** begin SOURCE MATERIAL **

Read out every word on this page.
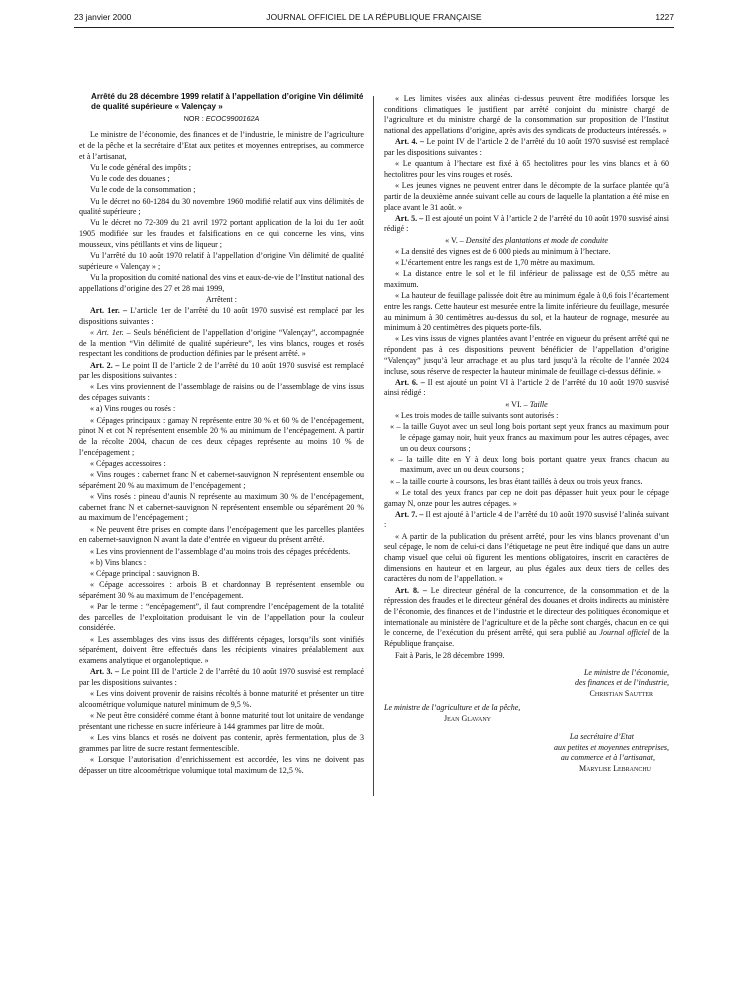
23 janvier 2000	JOURNAL OFFICIEL DE LA RÉPUBLIQUE FRANÇAISE	1227
Arrêté du 28 décembre 1999 relatif à l’appellation d’origine Vin délimité de qualité supérieure « Valençay »
NOR : ECOC9900162A

Le ministre de l’économie, des finances et de l’industrie, le ministre de l’agriculture et de la pêche et la secrétaire d’Etat aux petites et moyennes entreprises, au commerce et à l’artisanat,

Vu le code général des impôts ;

Vu le code des douanes ;

Vu le code de la consommation ;

Vu le décret no 60-1284 du 30 novembre 1960 modifié relatif aux vins délimités de qualité supérieure ;

Vu le décret no 72-309 du 21 avril 1972 portant application de la loi du 1er août 1905 modifiée sur les fraudes et falsifications en ce qui concerne les vins, vins mousseux, vins pétillants et vins de liqueur ;

Vu l’arrêté du 10 août 1970 relatif à l’appellation d’origine Vin délimité de qualité supérieure « Valençay » ;

Vu la proposition du comité national des vins et eaux-de-vie de l’Institut national des appellations d’origine des 27 et 28 mai 1999,

Arrêtent :

Art. 1er. – L’article 1er de l’arrêté du 10 août 1970 susvisé est remplacé par les dispositions suivantes :

« Art. 1er. – Seuls bénéficient de l’appellation d’origine “Valençay”, accompagnée de la mention “Vin délimité de qualité supérieure”, les vins blancs, rouges et rosés respectant les conditions de production définies par le présent arrêté. »

Art. 2. – Le point II de l’article 2 de l’arrêté du 10 août 1970 susvisé est remplacé par les dispositions suivantes :

« Les vins proviennent de l’assemblage de raisins ou de l’assemblage de vins issus des cépages suivants :

« a) Vins rouges ou rosés :

« Cépages principaux : gamay N représente entre 30 % et 60 % de l’encépagement, pinot N et cot N représentent ensemble 20 % au minimum de l’encépagement. A partir de la récolte 2004, chacun de ces deux cépages représente au moins 10 % de l’encépagement ;

« Cépages accessoires :

« Vins rouges : cabernet franc N et cabernet-sauvignon N représentent ensemble ou séparément 20 % au maximum de l’encépagement ;

« Vins rosés : pineau d’aunis N représente au maximum 30 % de l’encépagement, cabernet franc N et cabernet-sauvignon N représentent ensemble ou séparément 20 % au maximum de l’encépagement ;

« Ne peuvent être prises en compte dans l’encépagement que les parcelles plantées en cabernet-sauvignon N avant la date d’entrée en vigueur du présent arrêté.

« Les vins proviennent de l’assemblage d’au moins trois des cépages précédents.

« b) Vins blancs :

« Cépage principal : sauvignon B.

« Cépage accessoires : arbois B et chardonnay B représentent ensemble ou séparément 30 % au maximum de l’encépagement.

« Par le terme : “encépagement”, il faut comprendre l’encépagement de la totalité des parcelles de l’exploitation produisant le vin de l’appellation pour la couleur considérée.

« Les assemblages des vins issus des différents cépages, lorsqu’ils sont vinifiés séparément, doivent être effectués dans les récipients vinaires préalablement aux examens analytique et organoleptique. »

Art. 3. – Le point III de l’article 2 de l’arrêté du 10 août 1970 susvisé est remplacé par les dispositions suivantes :

« Les vins doivent provenir de raisins récoltés à bonne maturité et présenter un titre alcoométrique volumique naturel minimum de 9,5 %.

« Ne peut être considéré comme étant à bonne maturité tout lot unitaire de vendange présentant une richesse en sucre inférieure à 144 grammes par litre de moût.

« Les vins blancs et rosés ne doivent pas contenir, après fermentation, plus de 3 grammes par litre de sucre restant fermentescible.

« Lorsque l’autorisation d’enrichissement est accordée, les vins ne doivent pas dépasser un titre alcoométrique volumique total maximum de 12,5 %.

« Les limites visées aux alinéas ci-dessus peuvent être modifiées lorsque les conditions climatiques le justifient par arrêté conjoint du ministre chargé de l’agriculture et du ministre chargé de la consommation sur proposition de l’Institut national des appellations d’origine, après avis des syndicats de producteurs intéressés. »

Art. 4. – Le point IV de l’article 2 de l’arrêté du 10 août 1970 susvisé est remplacé par les dispositions suivantes :

« Le quantum à l’hectare est fixé à 65 hectolitres pour les vins blancs et à 60 hectolitres pour les vins rouges et rosés.

« Les jeunes vignes ne peuvent entrer dans le décompte de la surface plantée qu’à partir de la deuxième année suivant celle au cours de laquelle la plantation a été mise en place avant le 31 août. »

Art. 5. – Il est ajouté un point V à l’article 2 de l’arrêté du 10 août 1970 susvisé ainsi rédigé :

« V. – Densité des plantations et mode de conduite

« La densité des vignes est de 6 000 pieds au minimum à l’hectare.

« L’écartement entre les rangs est de 1,70 mètre au maximum.

« La distance entre le sol et le fil inférieur de palissage est de 0,55 mètre au maximum.

« La hauteur de feuillage palissée doit être au minimum égale à 0,6 fois l’écartement entre les rangs. Cette hauteur est mesurée entre la limite inférieure du feuillage, mesurée au minimum à 30 centimètres au-dessus du sol, et la hauteur de rognage, mesurée au minimum à 20 centimètres des piquets porte-fils.

« Les vins issus de vignes plantées avant l’entrée en vigueur du présent arrêté qui ne répondent pas à ces dispositions peuvent bénéficier de l’appellation d’origine “Valençay” jusqu’à leur arrachage et au plus tard jusqu’à la récolte de l’année 2024 incluse, sous réserve de respecter la hauteur minimale de feuillage ci-dessus définie. »

Art. 6. – Il est ajouté un point VI à l’article 2 de l’arrêté du 10 août 1970 susvisé ainsi rédigé :

« VI. – Taille

« Les trois modes de taille suivants sont autorisés :

« – la taille Guyot avec un seul long bois portant sept yeux francs au maximum pour le cépage gamay noir, huit yeux francs au maximum pour les autres cépages, avec un ou deux coursons ;

« – la taille dite en Y à deux long bois portant quatre yeux francs chacun au maximum, avec un ou deux coursons ;

« – la taille courte à coursons, les bras étant taillés à deux ou trois yeux francs.

« Le total des yeux francs par cep ne doit pas dépasser huit yeux pour le cépage gamay N, onze pour les autres cépages. »

Art. 7. – Il est ajouté à l’article 4 de l’arrêté du 10 août 1970 susvisé l’alinéa suivant :

« A partir de la publication du présent arrêté, pour les vins blancs provenant d’un seul cépage, le nom de celui-ci dans l’étiquetage ne peut être indiqué que dans un autre champ visuel que celui où figurent les mentions obligatoires, inscrit en caractères de dimensions en hauteur et en largeur, au plus égales aux deux tiers de celles des caractères du nom de l’appellation. »

Art. 8. – Le directeur général de la concurrence, de la consommation et de la répression des fraudes et le directeur général des douanes et droits indirects au ministère de l’économie, des finances et de l’industrie et le directeur des politiques économique et internationale au ministère de l’agriculture et de la pêche sont chargés, chacun en ce qui le concerne, de l’exécution du présent arrêté, qui sera publié au Journal officiel de la République française.

Fait à Paris, le 28 décembre 1999.

Le ministre de l’économie,
des finances et de l’industrie,
Christian Sautter
Le ministre de l’agriculture et de la pêche,
Jean Glavany
La secrétaire d’Etat
aux petites et moyennes entreprises,
au commerce et à l’artisanat,
Marylise Lebranchu
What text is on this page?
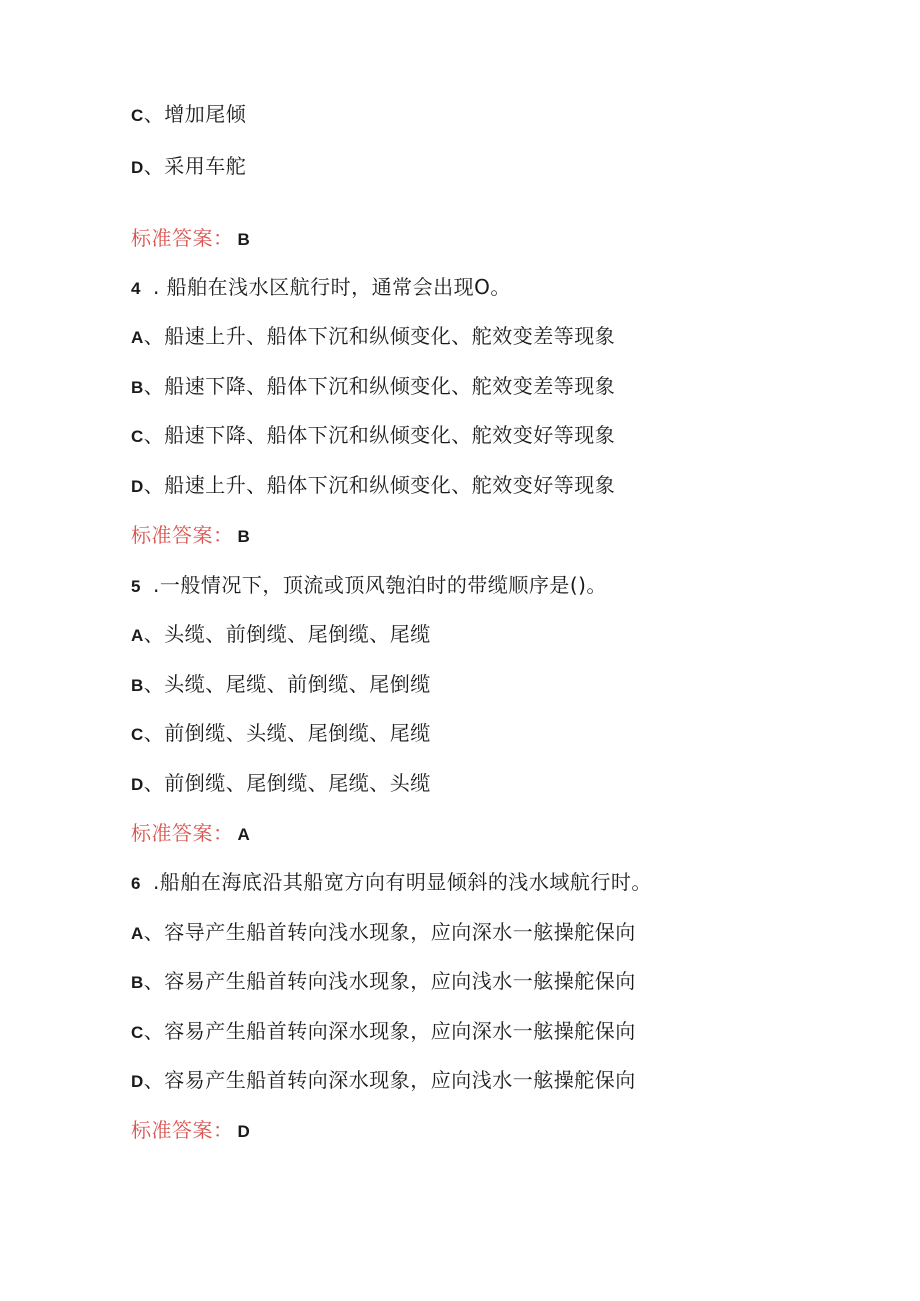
C、增加尾倾
D、采用车舵
标准答案： B
4 . 船舶在浅水区航行时，通常会出现O。
A、船速上升、船体下沉和纵倾变化、舵效变差等现象
B、船速下降、船体下沉和纵倾变化、舵效变差等现象
C、船速下降、船体下沉和纵倾变化、舵效变好等现象
D、船速上升、船体下沉和纵倾变化、舵效变好等现象
标准答案： B
5 .一般情况下，顶流或顶风匏泊时的带缆顺序是()。
A、头缆、前倒缆、尾倒缆、尾缆
B、头缆、尾缆、前倒缆、尾倒缆
C、前倒缆、头缆、尾倒缆、尾缆
D、前倒缆、尾倒缆、尾缆、头缆
标准答案： A
6 .船舶在海底沿其船宽方向有明显倾斜的浅水域航行时。
A、容导产生船首转向浅水现象，应向深水一舷操舵保向
B、容易产生船首转向浅水现象，应向浅水一舷操舵保向
C、容易产生船首转向深水现象，应向深水一舷操舵保向
D、容易产生船首转向深水现象，应向浅水一舷操舵保向
标准答案： D
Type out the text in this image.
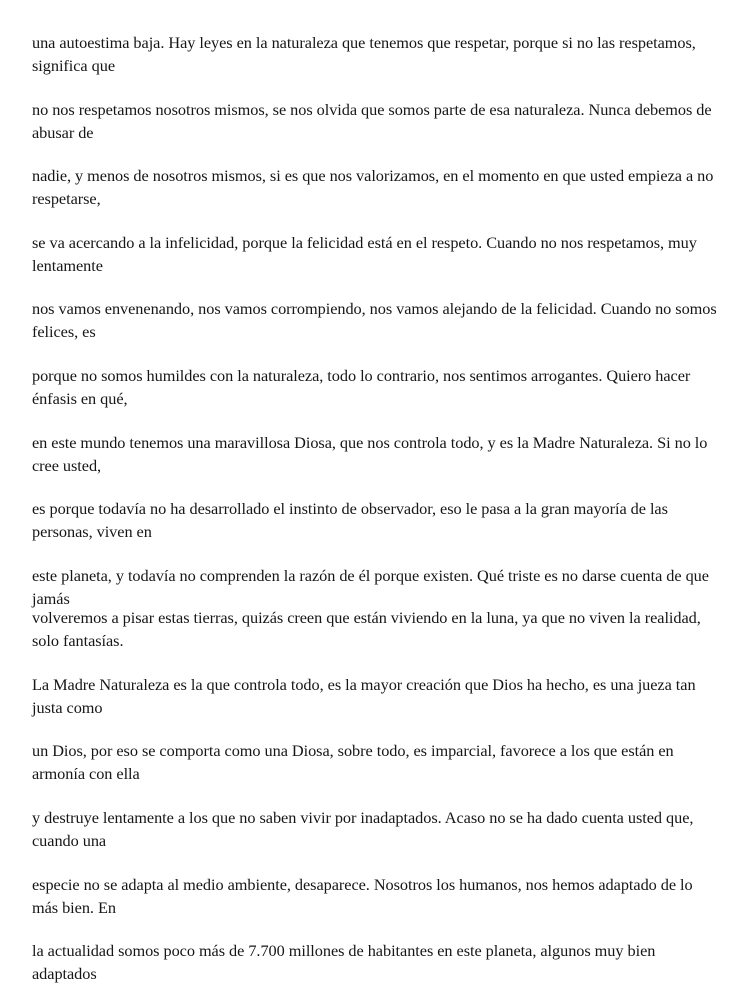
una autoestima baja. Hay leyes en la naturaleza que tenemos que respetar, porque si no las respetamos, significa que

no nos respetamos nosotros mismos, se nos olvida que somos parte de esa naturaleza. Nunca debemos de abusar de

nadie, y menos de nosotros mismos, si es que nos valorizamos, en el momento en que usted empieza a no respetarse,

se va acercando a la infelicidad, porque la felicidad está en el respeto. Cuando no nos respetamos, muy lentamente

nos vamos envenenando, nos vamos corrompiendo, nos vamos alejando de la felicidad. Cuando no somos felices, es

porque no somos humildes con la naturaleza, todo lo contrario, nos sentimos arrogantes. Quiero hacer énfasis en qué,

en este mundo tenemos una maravillosa Diosa, que nos controla todo, y es la Madre Naturaleza. Si no lo cree usted,

es porque todavía no ha desarrollado el instinto de observador, eso le pasa a la gran mayoría de las personas, viven en

este planeta, y todavía no comprenden la razón de él porque existen. Qué triste es no darse cuenta de que jamás

volveremos a pisar estas tierras, quizás creen que están viviendo en la luna, ya que no viven la realidad, solo fantasías.

La Madre Naturaleza es la que controla todo, es la mayor creación que Dios ha hecho, es una jueza tan justa como

un Dios, por eso se comporta como una Diosa, sobre todo, es imparcial, favorece a los que están en armonía con ella

y destruye lentamente a los que no saben vivir por inadaptados. Acaso no se ha dado cuenta usted que, cuando una

especie no se adapta al medio ambiente, desaparece. Nosotros los humanos, nos hemos adaptado de lo más bien. En

la actualidad somos poco más de 7.700 millones de habitantes en este planeta, algunos muy bien adaptados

** end SOURCE MATERIAL **

> [WRITTEN PROBLEM]
Collect, from the material above, every line containing the word "bien".

> [THE ANSWER]
especie no se adapta al medio ambiente, desaparece. Nosotros los humanos, nos hemos adaptado de lo más bien. En
la actualidad somos poco más de 7.700 millones de habitantes en este planeta, algunos muy bien adaptados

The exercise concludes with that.